▶ **Entries from a visual dataset**
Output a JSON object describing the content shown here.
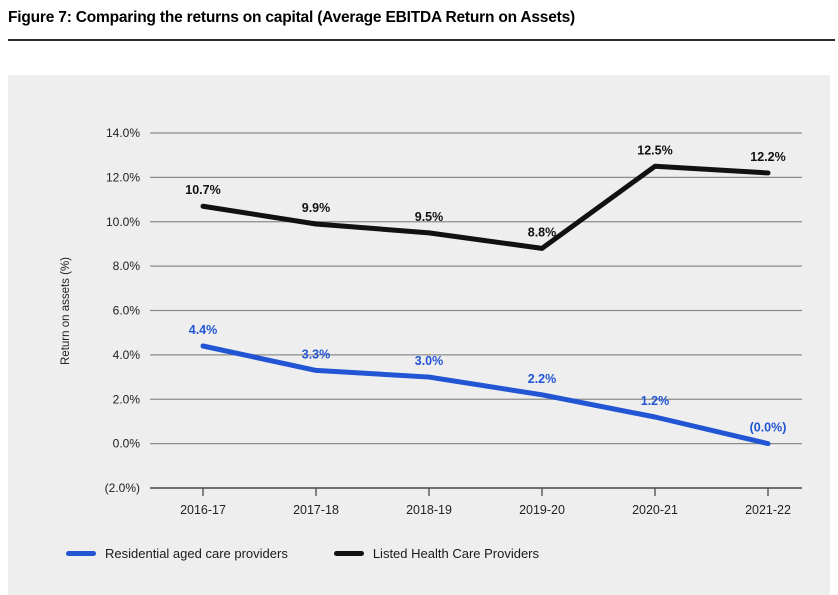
{
  "figure": {
    "title": "Figure 7: Comparing the returns on capital (Average EBITDA Return on Assets)"
  },
  "chart_data": {
    "type": "line",
    "title": "Figure 7: Comparing the returns on capital (Average EBITDA Return on Assets)",
    "categories": [
      "2016-17",
      "2017-18",
      "2018-19",
      "2019-20",
      "2020-21",
      "2021-22"
    ],
    "series": [
      {
        "name": "Residential aged care providers",
        "color": "#2155d4",
        "values": [
          4.4,
          3.3,
          3.0,
          2.2,
          1.2,
          0.0
        ],
        "point_labels": [
          "4.4%",
          "3.3%",
          "3.0%",
          "2.2%",
          "1.2%",
          "(0.0%)"
        ]
      },
      {
        "name": "Listed Health Care Providers",
        "color": "#111111",
        "values": [
          10.7,
          9.9,
          9.5,
          8.8,
          12.5,
          12.2
        ],
        "point_labels": [
          "10.7%",
          "9.9%",
          "9.5%",
          "8.8%",
          "12.5%",
          "12.2%"
        ]
      }
    ],
    "xlabel": "",
    "ylabel": "Return on assets (%)",
    "ylim": [
      -2,
      14
    ],
    "ytick_step": 2,
    "ytick_labels": [
      "(2.0%)",
      "0.0%",
      "2.0%",
      "4.0%",
      "6.0%",
      "8.0%",
      "10.0%",
      "12.0%",
      "14.0%"
    ],
    "grid": true,
    "legend_position": "bottom-left",
    "colors": {
      "panel_bg": "#eeeeee",
      "gridline": "#8c8c8c",
      "axis": "#6f6f6f",
      "tick": "#555555",
      "text": "#222222"
    }
  }
}
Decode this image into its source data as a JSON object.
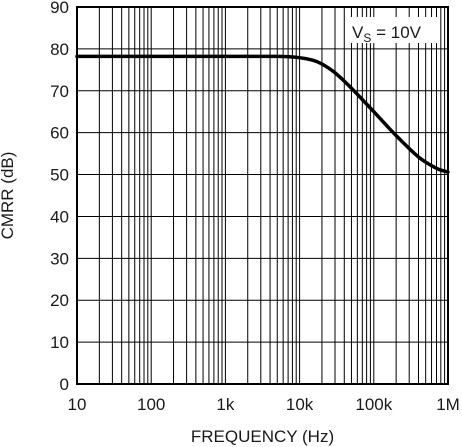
{
  "chart_data": {
    "type": "line",
    "xscale": "log",
    "xlim": [
      10,
      1000000
    ],
    "ylim": [
      0,
      90
    ],
    "xlabel": "FREQUENCY (Hz)",
    "ylabel": "CMRR (dB)",
    "x_ticks": [
      10,
      100,
      1000,
      10000,
      100000,
      1000000
    ],
    "x_tick_labels": [
      "10",
      "100",
      "1k",
      "10k",
      "100k",
      "1M"
    ],
    "y_ticks": [
      0,
      10,
      20,
      30,
      40,
      50,
      60,
      70,
      80,
      90
    ],
    "y_tick_labels": [
      "0",
      "10",
      "20",
      "30",
      "40",
      "50",
      "60",
      "70",
      "80",
      "90"
    ],
    "grid": true,
    "annotation": {
      "main": "V",
      "sub": "S",
      "rest": " = 10V"
    },
    "series": [
      {
        "x": [
          10,
          100,
          1000,
          5000,
          10000,
          15000,
          20000,
          30000,
          50000,
          100000,
          200000,
          400000,
          700000,
          1000000
        ],
        "y": [
          78.2,
          78.2,
          78.2,
          78.2,
          77.9,
          77.3,
          76.4,
          74.3,
          70.6,
          65.0,
          59.3,
          54.2,
          51.5,
          50.6
        ]
      }
    ],
    "colors": {
      "line": "#000000",
      "grid": "#000000",
      "text": "#1a1a1a"
    }
  }
}
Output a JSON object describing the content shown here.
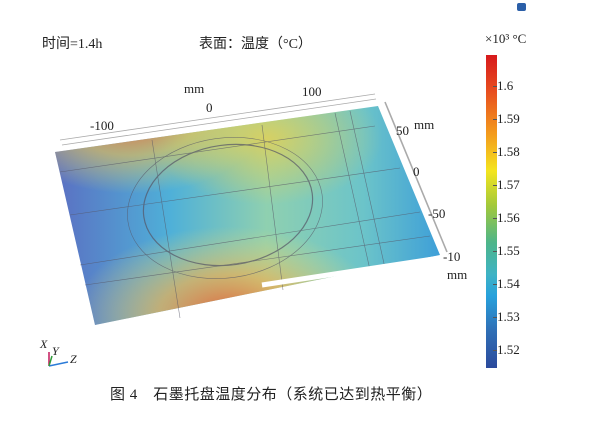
{
  "header": {
    "time_label": "时间=1.4h",
    "plot_title": "表面：温度（°C）"
  },
  "colorbar": {
    "unit": "×10³ °C",
    "ticks": [
      "1.6",
      "1.59",
      "1.58",
      "1.57",
      "1.56",
      "1.55",
      "1.54",
      "1.53",
      "1.52"
    ],
    "colors": [
      "#d7191c",
      "#f39a1d",
      "#f4e51f",
      "#4db58a",
      "#27a1dc",
      "#2b4a9c"
    ]
  },
  "axes": {
    "top_unit": "mm",
    "top_ticks": [
      "-100",
      "0",
      "100"
    ],
    "side_unit": "mm",
    "side_ticks": [
      "50",
      "0",
      "-50",
      "-10"
    ],
    "bottom_unit": "mm",
    "triad": {
      "x": "X",
      "y": "Y",
      "z": "Z"
    }
  },
  "caption": "图 4　石墨托盘温度分布（系统已达到热平衡）"
}
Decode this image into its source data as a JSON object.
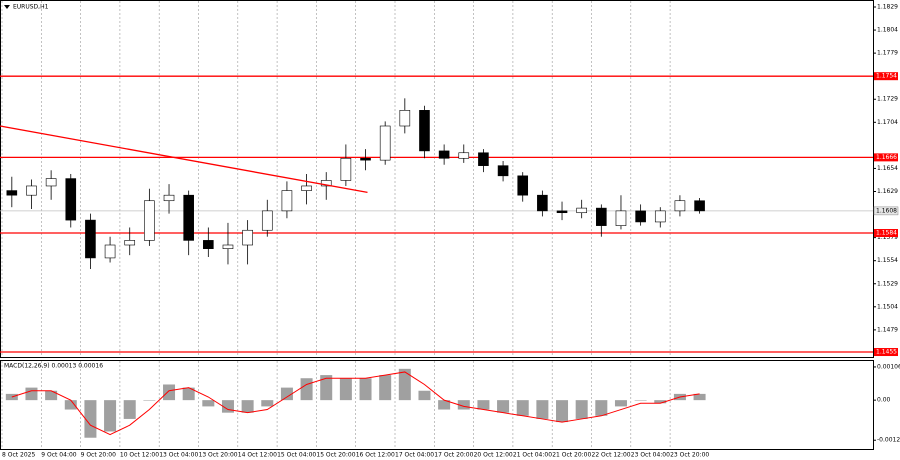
{
  "chart_data": {
    "type": "candlestick",
    "title": "EURUSD,H1",
    "ylim": [
      1.14496,
      1.18355
    ],
    "yticks": [
      1.1829,
      1.1804,
      1.1779,
      1.1729,
      1.1704,
      1.1654,
      1.1629,
      1.1579,
      1.1554,
      1.1529,
      1.1504,
      1.1479
    ],
    "levels": [
      1.1754,
      1.1666,
      1.1584,
      1.1455
    ],
    "level_color": "#ff0000",
    "last_price": 1.1608,
    "x_labels": [
      "8 Oct 2025",
      "9 Oct 04:00",
      "9 Oct 20:00",
      "10 Oct 12:00",
      "13 Oct 04:00",
      "13 Oct 20:00",
      "14 Oct 12:00",
      "15 Oct 04:00",
      "15 Oct 20:00",
      "16 Oct 12:00",
      "17 Oct 04:00",
      "17 Oct 20:00",
      "20 Oct 12:00",
      "21 Oct 04:00",
      "21 Oct 20:00",
      "22 Oct 12:00",
      "23 Oct 04:00",
      "23 Oct 20:00"
    ],
    "ohlc": [
      [
        1.163,
        1.1645,
        1.1612,
        1.1625
      ],
      [
        1.1625,
        1.1642,
        1.161,
        1.1635
      ],
      [
        1.1635,
        1.1652,
        1.162,
        1.1643
      ],
      [
        1.1643,
        1.1648,
        1.159,
        1.1598
      ],
      [
        1.1598,
        1.1605,
        1.1545,
        1.1557
      ],
      [
        1.1557,
        1.158,
        1.1552,
        1.1571
      ],
      [
        1.1571,
        1.159,
        1.156,
        1.1576
      ],
      [
        1.1576,
        1.1632,
        1.157,
        1.1619
      ],
      [
        1.1619,
        1.1637,
        1.1605,
        1.1625
      ],
      [
        1.1625,
        1.163,
        1.156,
        1.1576
      ],
      [
        1.1576,
        1.159,
        1.1558,
        1.1567
      ],
      [
        1.1567,
        1.1595,
        1.155,
        1.1571
      ],
      [
        1.1571,
        1.1598,
        1.155,
        1.1587
      ],
      [
        1.1587,
        1.162,
        1.158,
        1.1608
      ],
      [
        1.1608,
        1.164,
        1.16,
        1.163
      ],
      [
        1.163,
        1.1648,
        1.1615,
        1.1635
      ],
      [
        1.1635,
        1.165,
        1.162,
        1.1641
      ],
      [
        1.1641,
        1.168,
        1.1635,
        1.1665
      ],
      [
        1.1665,
        1.1675,
        1.1652,
        1.1663
      ],
      [
        1.1663,
        1.1705,
        1.1658,
        1.17
      ],
      [
        1.17,
        1.173,
        1.1692,
        1.1717
      ],
      [
        1.1717,
        1.1722,
        1.1665,
        1.1673
      ],
      [
        1.1673,
        1.168,
        1.1658,
        1.1665
      ],
      [
        1.1665,
        1.168,
        1.166,
        1.1671
      ],
      [
        1.1671,
        1.1675,
        1.165,
        1.1657
      ],
      [
        1.1657,
        1.1662,
        1.164,
        1.1646
      ],
      [
        1.1646,
        1.165,
        1.1618,
        1.1625
      ],
      [
        1.1625,
        1.163,
        1.1602,
        1.1608
      ],
      [
        1.1608,
        1.1618,
        1.1598,
        1.1606
      ],
      [
        1.1606,
        1.162,
        1.16,
        1.1611
      ],
      [
        1.1611,
        1.1615,
        1.158,
        1.1592
      ],
      [
        1.1592,
        1.1625,
        1.1588,
        1.1608
      ],
      [
        1.1608,
        1.1615,
        1.1592,
        1.1596
      ],
      [
        1.1596,
        1.1612,
        1.159,
        1.1608
      ],
      [
        1.1608,
        1.1625,
        1.1602,
        1.1619
      ],
      [
        1.1619,
        1.1622,
        1.1605,
        1.1608
      ]
    ],
    "trendline": {
      "x": [
        -0.6,
        18.1
      ],
      "values": [
        1.17,
        1.1628
      ],
      "color": "#ff0000"
    },
    "macd": {
      "title": "MACD(12,26,9) 0.00013 0.00016",
      "ylim": [
        -0.00156,
        0.00125
      ],
      "yticks": [
        0.00106,
        {
          "value": 0,
          "label": "0.00"
        },
        -0.00128
      ],
      "histogram": [
        0.0002,
        0.0004,
        0.0003,
        -0.0003,
        -0.0012,
        -0.001,
        -0.0006,
        0.0,
        0.0005,
        0.0004,
        -0.0002,
        -0.0004,
        -0.0004,
        -0.0002,
        0.0004,
        0.0007,
        0.0008,
        0.0007,
        0.0007,
        0.0008,
        0.001,
        0.0003,
        -0.0003,
        -0.0003,
        -0.0003,
        -0.0004,
        -0.0005,
        -0.0006,
        -0.0007,
        -0.0006,
        -0.0005,
        -0.0002,
        0.0,
        -0.0001,
        0.0002,
        0.0002
      ],
      "signal": [
        0.0001,
        0.0003,
        0.0003,
        0.0,
        -0.0008,
        -0.0011,
        -0.0008,
        -0.0003,
        0.0003,
        0.0004,
        0.0001,
        -0.0003,
        -0.0004,
        -0.0003,
        0.0001,
        0.0005,
        0.0007,
        0.0007,
        0.0007,
        0.0008,
        0.0009,
        0.0005,
        0.0,
        -0.0002,
        -0.0003,
        -0.0004,
        -0.0005,
        -0.0006,
        -0.0007,
        -0.0006,
        -0.0005,
        -0.0003,
        -0.0001,
        -0.0001,
        0.0001,
        0.0002
      ],
      "histogram_color": "#a0a0a0",
      "signal_color": "#ff0000"
    }
  }
}
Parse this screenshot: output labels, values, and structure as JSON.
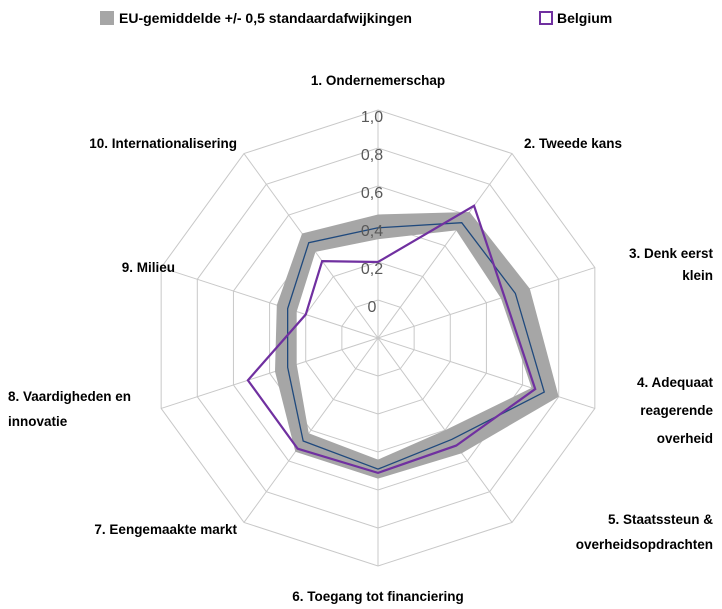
{
  "chart_data": {
    "type": "radar",
    "categories": [
      "1. Ondernemerschap",
      "2. Tweede kans",
      "3. Denk eerst klein",
      "4. Adequaat reagerende overheid",
      "5. Staatssteun & overheidsopdrachten",
      "6. Toegang tot financiering",
      "7. Eengemaakte markt",
      "8. Vaardigheden en innovatie",
      "9. Milieu",
      "10. Internationalisering"
    ],
    "series": [
      {
        "name": "EU-gemiddelde +/- 0,5 standaardafwijkingen",
        "color": "#a6a6a6",
        "line_color": "#1f497d",
        "values": [
          0.38,
          0.55,
          0.56,
          0.72,
          0.46,
          0.49,
          0.47,
          0.3,
          0.3,
          0.42
        ],
        "low": [
          0.32,
          0.5,
          0.48,
          0.65,
          0.4,
          0.44,
          0.42,
          0.25,
          0.25,
          0.36
        ],
        "high": [
          0.45,
          0.62,
          0.64,
          0.8,
          0.55,
          0.54,
          0.54,
          0.37,
          0.36,
          0.48
        ]
      },
      {
        "name": "Belgium",
        "color": "#7030a0",
        "values": [
          0.2,
          0.66,
          0.5,
          0.67,
          0.5,
          0.51,
          0.52,
          0.52,
          0.2,
          0.3
        ]
      }
    ],
    "ylim": [
      -0.2,
      1.0
    ],
    "yticks": [
      0,
      {
        "value": 0.2,
        "label": "0,2"
      },
      {
        "value": 0.4,
        "label": "0,4"
      },
      {
        "value": 0.6,
        "label": "0,6"
      },
      {
        "value": 0.8,
        "label": "0,8"
      },
      {
        "value": 1.0,
        "label": "1,0"
      }
    ],
    "grid": true
  }
}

▶ **Written problem**
Out of the material above, gather each line where "Comparing" appears.

▶ **Solution to this task**
    "title": "Figure 7: Comparing the returns on capital (Average EBITDA Return on Assets)"
    "title": "Figure 7: Comparing the returns on capital (Average EBITDA Return on Assets)",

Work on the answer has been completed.